Parts of the exercise:
1: Please reproduce the stretch of the PDF creation notes from "pdfoutline big.pdf outline.txt" through "better for text)" word for word.
2: Write the next portion of the PDF creation notes, starting right after their last line.

Passage provided:
START
PDF Creation and Manipulation

Ghostscript

unpaper

gs -r300 -dBATCH -sDEVICE=pgmraw -sOutputFile=page-%03d.pgm -dNOPAUSE input.pdf

(or for PNG files, use png16m)

unpaper --layout double --input-pages 1 --output-pages 2 --no-mask-scan
--no-border-scan --border 30,30,30,30 --deskew-scan-deviation 2
--middle-wipe 80 --sheet-size 3312,2562 page-%03d.pgm unpaper-%03d.pgm

for i in unpaper-*.pgm; do pnmtotiff $i > $i.tiff; echo $i; done
tiffcp -c zip *.tiff big.tiff

tiff2pdf -z -t"Title goes here" -a"Authors" -s"Subject" -k"Keywords" -o
big.pdf big.tiff

pdfoutline big.pdf outline.txt big-with-outline.pdf

Scan Post-Processing

Current workflow:

gs -r300 -dBATCH -sDEVICE=png16m -sOutputFile=page-%03d.png -dNOPAUSE input.pdf
for f in page-*.png; do convert -colorspace gray -level 0,80% $f bw/$f; echo $f; done
for f in page-*.png; do convert $f -colorspace gray -auto-level -threshold "90%" thresh-90/$f; echo $f; done
# Reducing to B&W and tweaking the brightness and contrast
for f in page*.png; do convert -colorspace gray -level 0,80% $f 1-$f; echo $f; done
for f in page-*.png; do echo $f; convert -brightness-contrast -15x25 -level 0,80% $f _scans/$f; done

# convert input images to colour-corrected greyscale images with an alpha channel (levels better for text)
END
Record list:
START
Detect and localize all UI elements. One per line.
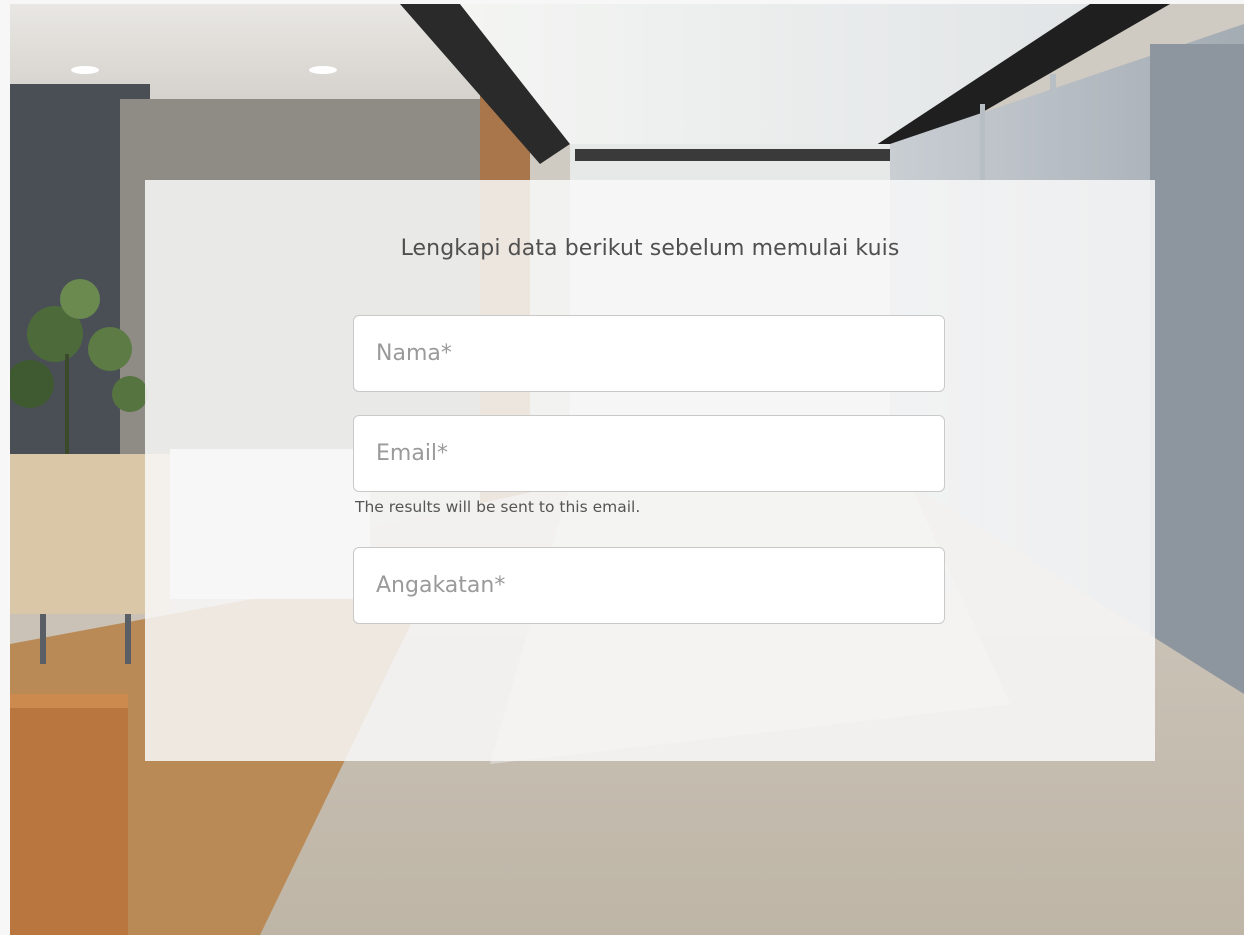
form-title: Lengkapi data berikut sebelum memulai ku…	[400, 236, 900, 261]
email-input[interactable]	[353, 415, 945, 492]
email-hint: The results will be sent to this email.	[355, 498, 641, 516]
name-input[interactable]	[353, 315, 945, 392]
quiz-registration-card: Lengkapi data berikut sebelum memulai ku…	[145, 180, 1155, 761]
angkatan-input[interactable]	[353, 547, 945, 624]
END
START
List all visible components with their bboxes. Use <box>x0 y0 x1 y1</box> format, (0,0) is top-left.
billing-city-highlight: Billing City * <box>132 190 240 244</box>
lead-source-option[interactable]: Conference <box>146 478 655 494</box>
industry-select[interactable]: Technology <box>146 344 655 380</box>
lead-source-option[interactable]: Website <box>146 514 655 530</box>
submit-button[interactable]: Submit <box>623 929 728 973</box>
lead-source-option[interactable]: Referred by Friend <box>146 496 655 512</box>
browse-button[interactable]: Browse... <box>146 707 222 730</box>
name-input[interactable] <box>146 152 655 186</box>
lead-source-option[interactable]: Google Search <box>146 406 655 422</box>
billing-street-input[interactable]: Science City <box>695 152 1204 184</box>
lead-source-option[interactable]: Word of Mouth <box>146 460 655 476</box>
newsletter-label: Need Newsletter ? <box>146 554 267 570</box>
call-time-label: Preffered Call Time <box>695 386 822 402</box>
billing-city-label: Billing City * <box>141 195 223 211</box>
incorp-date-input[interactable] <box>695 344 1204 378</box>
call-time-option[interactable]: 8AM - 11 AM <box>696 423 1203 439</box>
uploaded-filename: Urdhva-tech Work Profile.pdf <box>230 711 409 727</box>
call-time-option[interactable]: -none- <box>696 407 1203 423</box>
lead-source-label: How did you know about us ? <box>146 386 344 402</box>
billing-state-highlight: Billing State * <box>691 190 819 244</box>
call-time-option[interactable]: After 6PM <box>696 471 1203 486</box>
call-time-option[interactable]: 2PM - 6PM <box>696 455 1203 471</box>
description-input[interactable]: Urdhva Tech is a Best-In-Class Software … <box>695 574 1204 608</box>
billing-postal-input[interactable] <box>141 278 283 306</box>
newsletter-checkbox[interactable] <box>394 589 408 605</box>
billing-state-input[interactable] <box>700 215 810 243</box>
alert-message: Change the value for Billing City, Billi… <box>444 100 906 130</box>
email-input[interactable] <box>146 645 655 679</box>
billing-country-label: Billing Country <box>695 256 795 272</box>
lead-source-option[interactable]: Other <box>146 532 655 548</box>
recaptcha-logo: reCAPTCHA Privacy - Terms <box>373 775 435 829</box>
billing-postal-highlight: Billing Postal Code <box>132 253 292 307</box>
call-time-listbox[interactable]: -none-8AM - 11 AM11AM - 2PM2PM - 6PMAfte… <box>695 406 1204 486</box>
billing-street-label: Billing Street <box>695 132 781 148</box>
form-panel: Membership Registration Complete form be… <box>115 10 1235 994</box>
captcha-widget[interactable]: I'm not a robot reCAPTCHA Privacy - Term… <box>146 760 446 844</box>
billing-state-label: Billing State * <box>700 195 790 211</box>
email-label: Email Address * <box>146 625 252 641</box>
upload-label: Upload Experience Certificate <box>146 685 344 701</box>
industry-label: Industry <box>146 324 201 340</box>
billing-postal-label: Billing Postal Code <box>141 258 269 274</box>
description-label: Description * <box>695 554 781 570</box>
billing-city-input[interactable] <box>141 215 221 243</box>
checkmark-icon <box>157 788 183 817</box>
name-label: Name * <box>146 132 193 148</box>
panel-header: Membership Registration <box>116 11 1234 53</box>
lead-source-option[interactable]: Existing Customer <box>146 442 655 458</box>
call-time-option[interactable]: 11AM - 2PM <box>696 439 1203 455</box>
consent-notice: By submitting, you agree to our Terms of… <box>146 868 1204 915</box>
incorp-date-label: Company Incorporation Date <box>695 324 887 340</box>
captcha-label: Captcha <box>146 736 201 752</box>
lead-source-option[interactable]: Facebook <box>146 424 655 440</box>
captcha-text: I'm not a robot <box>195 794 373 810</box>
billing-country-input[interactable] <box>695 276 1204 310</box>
END
START
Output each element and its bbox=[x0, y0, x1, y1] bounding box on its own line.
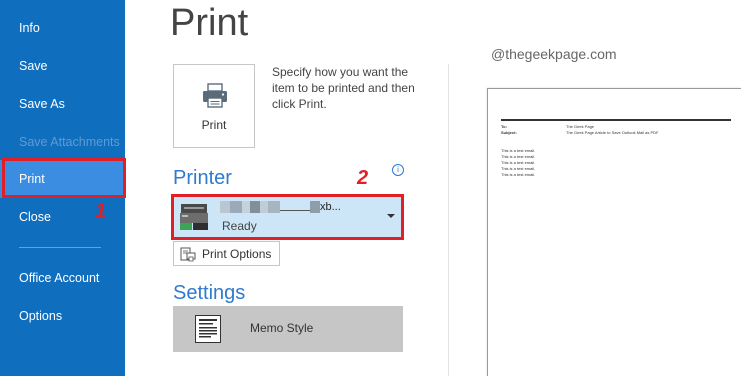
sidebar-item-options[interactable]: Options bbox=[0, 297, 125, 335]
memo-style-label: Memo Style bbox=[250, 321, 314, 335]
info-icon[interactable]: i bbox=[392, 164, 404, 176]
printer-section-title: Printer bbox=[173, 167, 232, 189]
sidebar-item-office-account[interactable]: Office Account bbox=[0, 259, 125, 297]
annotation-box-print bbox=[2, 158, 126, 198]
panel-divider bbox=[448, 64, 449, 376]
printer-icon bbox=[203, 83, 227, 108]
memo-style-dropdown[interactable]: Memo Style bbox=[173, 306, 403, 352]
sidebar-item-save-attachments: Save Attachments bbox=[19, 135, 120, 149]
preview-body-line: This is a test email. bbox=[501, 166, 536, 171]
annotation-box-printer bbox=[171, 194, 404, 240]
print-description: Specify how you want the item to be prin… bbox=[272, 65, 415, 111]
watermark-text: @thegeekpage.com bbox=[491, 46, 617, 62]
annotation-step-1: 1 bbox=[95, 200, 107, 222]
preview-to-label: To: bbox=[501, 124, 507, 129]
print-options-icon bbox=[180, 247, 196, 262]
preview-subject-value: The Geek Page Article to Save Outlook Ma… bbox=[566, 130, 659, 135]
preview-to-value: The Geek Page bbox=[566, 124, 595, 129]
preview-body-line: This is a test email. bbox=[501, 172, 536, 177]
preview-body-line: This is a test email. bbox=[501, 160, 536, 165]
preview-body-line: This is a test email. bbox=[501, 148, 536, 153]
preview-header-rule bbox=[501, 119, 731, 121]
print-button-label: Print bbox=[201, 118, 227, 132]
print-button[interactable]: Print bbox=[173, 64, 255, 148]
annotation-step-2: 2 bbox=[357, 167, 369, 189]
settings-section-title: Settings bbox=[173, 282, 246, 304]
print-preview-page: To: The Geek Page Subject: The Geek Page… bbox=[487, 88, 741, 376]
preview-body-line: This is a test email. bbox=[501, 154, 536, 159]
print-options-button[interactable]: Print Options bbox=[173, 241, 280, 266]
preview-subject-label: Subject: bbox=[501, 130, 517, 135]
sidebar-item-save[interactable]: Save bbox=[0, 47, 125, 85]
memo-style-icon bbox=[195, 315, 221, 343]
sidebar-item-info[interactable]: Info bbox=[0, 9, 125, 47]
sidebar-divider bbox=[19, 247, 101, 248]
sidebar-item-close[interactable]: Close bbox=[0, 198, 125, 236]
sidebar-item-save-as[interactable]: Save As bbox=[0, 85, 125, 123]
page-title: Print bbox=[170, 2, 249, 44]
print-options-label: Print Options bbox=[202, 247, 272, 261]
END
Answers for this exercise:
1:
pdfoutline big.pdf outline.txt big-with-outline.pdf

Scan Post-Processing

Current workflow:

gs -r300 -dBATCH -sDEVICE=png16m -sOutputFile=page-%03d.png -dNOPAUSE input.pdf
for f in page-*.png; do convert -colorspace gray -level 0,80% $f bw/$f; echo $f; done
for f in page-*.png; do convert $f -colorspace gray -auto-level -threshold "90%" thresh-90/$f; echo $f; done
# Reducing to B&W and tweaking the brightness and contrast
for f in page*.png; do convert -colorspace gray -level 0,80% $f 1-$f; echo $f; done
for f in page-*.png; do echo $f; convert -brightness-contrast -15x25 -level 0,80% $f _scans/$f; done

# convert input images to colour-corrected greyscale images with an alpha channel (levels better for text)

2:
for f in ALC-???.png; do convert -colorspace gray -level 0,90%,0.25 -alpha Set $f gscc-0-90-0.25-$f; done

# convert input images to colour-corrected greyscale images with an alpha channel (levels better for photos)
for f in ALC-???.png; do convert -colorspace gray -level 0,90% -alpha Set $f gscc-0-90-$f; done

# edit the text files to create transparent mattes where the too-dark-photos are

# merge them
for f in ALC-???.png; do convert gscc-0-90-$f gscc-0-90-0.25-$f -composite output-$f; done



# subtract common backgrounds from images
for f in ??.png; do convert -composite -compose difference $f background.png -negate neg-$f; done

# invert the negative images (not sure why the -negate above doesn't work)
for f in ??.png; do convert neg-$f -negate output-$f; done


# Compositing in a mask
composite -compose Dst_Over page.png mask.png output.png


# apply mask
for (( p=0; p<10; p++)); do composite -compose Dst_Over ../PADM-1\ $p.png ../PADM\ Mask.png PADM\ 00$p-1.png; done

# increase contrast
for f in page-*.png; do echo $f; convert -brightness-contrast -15x25 -level 0,80% $f done/${f%.png}.tiff; done

# composite greyscale / colour masked images
for f in *.tiff; do composite -compose Dst_Over ../$f $f composited/$f; done


# Converting / remapping colours to an input palette file
convert input.png +dither -remap palette.png out.png

OCR

Then run the PDF file through something like Acrobat Professional to add non-destructive OCR layer under bitmap image (apparently, pdfocr or gscan2pdf can also be used to embed searchable text layers into scanned PDF files)